* EXERCISE OBJECTIVE *
Out of the lines below, please list those that hold the string "JAPAN".

* Records from a dataset *
++++++++++++++++++++

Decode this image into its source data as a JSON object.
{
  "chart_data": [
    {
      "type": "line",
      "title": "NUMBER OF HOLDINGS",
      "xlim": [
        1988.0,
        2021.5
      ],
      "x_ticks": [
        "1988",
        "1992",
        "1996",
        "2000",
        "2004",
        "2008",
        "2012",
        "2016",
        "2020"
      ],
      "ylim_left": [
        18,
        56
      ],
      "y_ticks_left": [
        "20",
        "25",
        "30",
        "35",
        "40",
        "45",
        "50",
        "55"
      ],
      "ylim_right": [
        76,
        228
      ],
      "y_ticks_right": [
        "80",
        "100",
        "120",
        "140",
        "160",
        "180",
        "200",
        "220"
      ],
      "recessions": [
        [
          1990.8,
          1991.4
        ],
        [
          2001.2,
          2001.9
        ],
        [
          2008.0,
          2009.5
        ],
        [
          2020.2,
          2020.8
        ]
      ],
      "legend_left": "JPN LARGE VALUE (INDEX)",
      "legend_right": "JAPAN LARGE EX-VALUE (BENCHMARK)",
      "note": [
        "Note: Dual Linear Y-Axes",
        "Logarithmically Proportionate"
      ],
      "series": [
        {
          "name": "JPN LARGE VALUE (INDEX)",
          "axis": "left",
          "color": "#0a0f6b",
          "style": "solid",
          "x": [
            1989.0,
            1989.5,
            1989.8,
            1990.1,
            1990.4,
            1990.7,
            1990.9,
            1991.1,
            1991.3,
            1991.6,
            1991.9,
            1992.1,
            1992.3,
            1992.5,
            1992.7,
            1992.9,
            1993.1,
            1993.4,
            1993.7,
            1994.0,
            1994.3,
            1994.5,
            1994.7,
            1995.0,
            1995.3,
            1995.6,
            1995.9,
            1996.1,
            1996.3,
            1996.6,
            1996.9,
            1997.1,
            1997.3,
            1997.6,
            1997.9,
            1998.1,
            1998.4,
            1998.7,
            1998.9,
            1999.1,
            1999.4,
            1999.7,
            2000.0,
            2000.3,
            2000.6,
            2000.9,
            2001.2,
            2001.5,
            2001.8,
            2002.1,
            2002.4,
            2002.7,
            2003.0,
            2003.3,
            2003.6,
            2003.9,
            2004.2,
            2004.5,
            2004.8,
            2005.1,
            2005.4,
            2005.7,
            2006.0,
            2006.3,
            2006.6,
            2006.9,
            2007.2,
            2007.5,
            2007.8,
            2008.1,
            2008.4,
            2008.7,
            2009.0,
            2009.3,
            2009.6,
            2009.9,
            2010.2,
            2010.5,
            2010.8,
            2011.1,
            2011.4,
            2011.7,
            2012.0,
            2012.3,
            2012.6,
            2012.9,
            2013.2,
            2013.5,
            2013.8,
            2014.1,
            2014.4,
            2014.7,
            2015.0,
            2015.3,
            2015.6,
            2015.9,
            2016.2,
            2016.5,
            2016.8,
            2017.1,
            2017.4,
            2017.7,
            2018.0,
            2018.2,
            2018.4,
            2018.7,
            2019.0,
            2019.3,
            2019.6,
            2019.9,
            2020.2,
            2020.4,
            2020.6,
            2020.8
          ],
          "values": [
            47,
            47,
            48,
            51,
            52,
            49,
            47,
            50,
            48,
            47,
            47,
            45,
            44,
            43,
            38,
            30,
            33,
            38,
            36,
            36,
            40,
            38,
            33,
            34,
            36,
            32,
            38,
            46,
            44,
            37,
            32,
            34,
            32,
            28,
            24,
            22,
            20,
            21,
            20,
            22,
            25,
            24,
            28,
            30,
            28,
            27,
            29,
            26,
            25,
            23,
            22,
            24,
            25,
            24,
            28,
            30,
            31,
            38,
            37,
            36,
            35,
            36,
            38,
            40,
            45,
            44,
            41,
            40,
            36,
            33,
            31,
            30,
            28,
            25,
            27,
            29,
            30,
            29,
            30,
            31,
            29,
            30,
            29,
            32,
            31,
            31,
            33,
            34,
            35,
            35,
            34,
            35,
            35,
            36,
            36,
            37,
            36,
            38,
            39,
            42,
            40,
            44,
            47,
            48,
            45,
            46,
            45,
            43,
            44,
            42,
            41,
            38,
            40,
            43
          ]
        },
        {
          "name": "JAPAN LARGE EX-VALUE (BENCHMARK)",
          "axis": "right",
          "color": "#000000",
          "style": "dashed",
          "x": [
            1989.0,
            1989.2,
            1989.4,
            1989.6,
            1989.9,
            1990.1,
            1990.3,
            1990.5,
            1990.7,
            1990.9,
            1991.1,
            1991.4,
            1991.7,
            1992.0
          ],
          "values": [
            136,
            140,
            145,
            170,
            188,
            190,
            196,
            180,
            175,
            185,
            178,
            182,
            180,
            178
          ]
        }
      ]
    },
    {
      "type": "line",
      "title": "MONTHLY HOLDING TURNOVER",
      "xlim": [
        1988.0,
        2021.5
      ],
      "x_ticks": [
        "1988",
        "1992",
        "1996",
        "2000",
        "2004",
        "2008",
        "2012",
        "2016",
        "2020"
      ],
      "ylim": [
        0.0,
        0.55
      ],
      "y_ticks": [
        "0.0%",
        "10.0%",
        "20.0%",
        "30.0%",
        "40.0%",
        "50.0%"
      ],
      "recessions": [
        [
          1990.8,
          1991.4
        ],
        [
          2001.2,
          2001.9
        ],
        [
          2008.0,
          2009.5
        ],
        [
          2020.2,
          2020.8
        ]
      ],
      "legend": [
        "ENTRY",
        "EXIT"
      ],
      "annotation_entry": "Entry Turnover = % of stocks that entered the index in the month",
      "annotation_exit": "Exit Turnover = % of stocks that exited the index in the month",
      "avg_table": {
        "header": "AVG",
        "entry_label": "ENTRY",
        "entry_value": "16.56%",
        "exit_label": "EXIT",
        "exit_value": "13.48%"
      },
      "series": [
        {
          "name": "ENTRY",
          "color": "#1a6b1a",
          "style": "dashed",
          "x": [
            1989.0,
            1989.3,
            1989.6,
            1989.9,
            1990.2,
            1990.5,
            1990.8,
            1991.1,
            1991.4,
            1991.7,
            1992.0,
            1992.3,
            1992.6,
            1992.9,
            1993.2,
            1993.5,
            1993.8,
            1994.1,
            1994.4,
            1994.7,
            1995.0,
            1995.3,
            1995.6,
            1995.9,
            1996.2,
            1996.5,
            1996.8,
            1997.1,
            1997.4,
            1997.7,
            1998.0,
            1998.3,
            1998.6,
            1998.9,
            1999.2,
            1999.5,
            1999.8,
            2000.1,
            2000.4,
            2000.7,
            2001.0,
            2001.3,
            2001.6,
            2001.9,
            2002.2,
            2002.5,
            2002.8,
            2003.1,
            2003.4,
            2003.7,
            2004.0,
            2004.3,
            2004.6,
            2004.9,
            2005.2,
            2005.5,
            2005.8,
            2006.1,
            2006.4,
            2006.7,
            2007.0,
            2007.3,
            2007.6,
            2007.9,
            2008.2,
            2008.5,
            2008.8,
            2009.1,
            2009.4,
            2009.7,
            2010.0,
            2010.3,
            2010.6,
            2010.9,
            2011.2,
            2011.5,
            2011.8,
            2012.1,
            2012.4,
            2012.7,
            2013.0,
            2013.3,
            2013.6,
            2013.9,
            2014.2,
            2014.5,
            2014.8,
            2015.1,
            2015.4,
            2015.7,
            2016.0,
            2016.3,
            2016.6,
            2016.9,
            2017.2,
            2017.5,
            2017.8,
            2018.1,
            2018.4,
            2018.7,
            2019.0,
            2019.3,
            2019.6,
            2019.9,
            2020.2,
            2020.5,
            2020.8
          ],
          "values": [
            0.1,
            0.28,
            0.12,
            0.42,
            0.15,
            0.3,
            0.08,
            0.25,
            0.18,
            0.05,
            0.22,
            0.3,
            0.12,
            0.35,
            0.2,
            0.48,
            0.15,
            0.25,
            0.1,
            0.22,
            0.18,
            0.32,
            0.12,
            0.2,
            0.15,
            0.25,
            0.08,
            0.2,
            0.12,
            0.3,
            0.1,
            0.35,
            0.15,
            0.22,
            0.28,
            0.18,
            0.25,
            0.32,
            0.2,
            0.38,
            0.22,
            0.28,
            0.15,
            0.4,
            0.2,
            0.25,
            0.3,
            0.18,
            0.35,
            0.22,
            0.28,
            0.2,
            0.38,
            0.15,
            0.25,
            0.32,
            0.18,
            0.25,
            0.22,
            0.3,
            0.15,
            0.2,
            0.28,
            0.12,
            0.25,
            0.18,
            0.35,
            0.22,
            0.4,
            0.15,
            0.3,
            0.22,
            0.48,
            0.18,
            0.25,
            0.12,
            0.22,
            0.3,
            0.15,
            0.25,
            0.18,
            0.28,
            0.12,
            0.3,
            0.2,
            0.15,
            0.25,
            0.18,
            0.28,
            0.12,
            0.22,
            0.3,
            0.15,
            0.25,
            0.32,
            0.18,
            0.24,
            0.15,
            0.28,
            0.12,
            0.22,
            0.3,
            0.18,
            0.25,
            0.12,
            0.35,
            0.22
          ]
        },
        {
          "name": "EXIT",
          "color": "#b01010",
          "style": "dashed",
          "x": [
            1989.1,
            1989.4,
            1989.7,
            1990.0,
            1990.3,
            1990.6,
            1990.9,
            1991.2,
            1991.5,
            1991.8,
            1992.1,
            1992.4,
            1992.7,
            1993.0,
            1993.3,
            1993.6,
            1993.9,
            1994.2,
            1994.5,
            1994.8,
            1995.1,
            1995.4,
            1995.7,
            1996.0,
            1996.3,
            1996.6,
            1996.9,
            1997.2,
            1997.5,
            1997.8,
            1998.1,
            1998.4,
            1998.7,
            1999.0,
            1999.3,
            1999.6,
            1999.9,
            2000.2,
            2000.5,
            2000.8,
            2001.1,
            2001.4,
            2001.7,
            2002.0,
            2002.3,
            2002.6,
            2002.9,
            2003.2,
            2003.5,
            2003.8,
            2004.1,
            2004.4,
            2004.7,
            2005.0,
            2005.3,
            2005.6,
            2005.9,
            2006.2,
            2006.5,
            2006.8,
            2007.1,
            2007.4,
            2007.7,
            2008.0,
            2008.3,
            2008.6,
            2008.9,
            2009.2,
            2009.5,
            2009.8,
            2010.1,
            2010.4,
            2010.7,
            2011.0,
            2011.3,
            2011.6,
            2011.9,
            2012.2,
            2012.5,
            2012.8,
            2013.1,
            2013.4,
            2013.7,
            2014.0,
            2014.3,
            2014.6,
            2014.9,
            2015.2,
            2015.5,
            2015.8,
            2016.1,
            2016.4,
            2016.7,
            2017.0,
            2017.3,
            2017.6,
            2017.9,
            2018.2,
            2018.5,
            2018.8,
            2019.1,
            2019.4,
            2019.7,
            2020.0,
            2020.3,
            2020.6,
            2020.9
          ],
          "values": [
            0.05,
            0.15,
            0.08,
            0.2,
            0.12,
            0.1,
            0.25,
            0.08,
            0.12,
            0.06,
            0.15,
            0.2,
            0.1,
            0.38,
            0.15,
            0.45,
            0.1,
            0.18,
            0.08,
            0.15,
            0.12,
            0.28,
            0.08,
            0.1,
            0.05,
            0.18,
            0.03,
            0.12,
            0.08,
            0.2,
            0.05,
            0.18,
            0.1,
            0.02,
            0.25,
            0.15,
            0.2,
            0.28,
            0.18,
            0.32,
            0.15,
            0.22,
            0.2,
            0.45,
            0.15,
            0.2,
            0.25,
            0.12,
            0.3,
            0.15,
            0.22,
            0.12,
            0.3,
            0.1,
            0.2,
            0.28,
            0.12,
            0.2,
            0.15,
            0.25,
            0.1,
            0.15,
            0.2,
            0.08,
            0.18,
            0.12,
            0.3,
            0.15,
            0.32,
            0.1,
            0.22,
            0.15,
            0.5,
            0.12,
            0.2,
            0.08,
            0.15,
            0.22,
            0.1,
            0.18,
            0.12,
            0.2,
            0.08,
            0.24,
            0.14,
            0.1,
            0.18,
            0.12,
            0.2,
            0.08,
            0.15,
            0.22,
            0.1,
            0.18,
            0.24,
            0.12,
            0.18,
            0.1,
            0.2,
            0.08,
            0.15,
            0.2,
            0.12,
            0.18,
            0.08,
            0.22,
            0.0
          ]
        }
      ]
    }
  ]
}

++++++++++++++++++++

* RESPONSE BELOW *
      "legend_right": "JAPAN LARGE EX-VALUE (BENCHMARK)",
          "name": "JAPAN LARGE EX-VALUE (BENCHMARK)",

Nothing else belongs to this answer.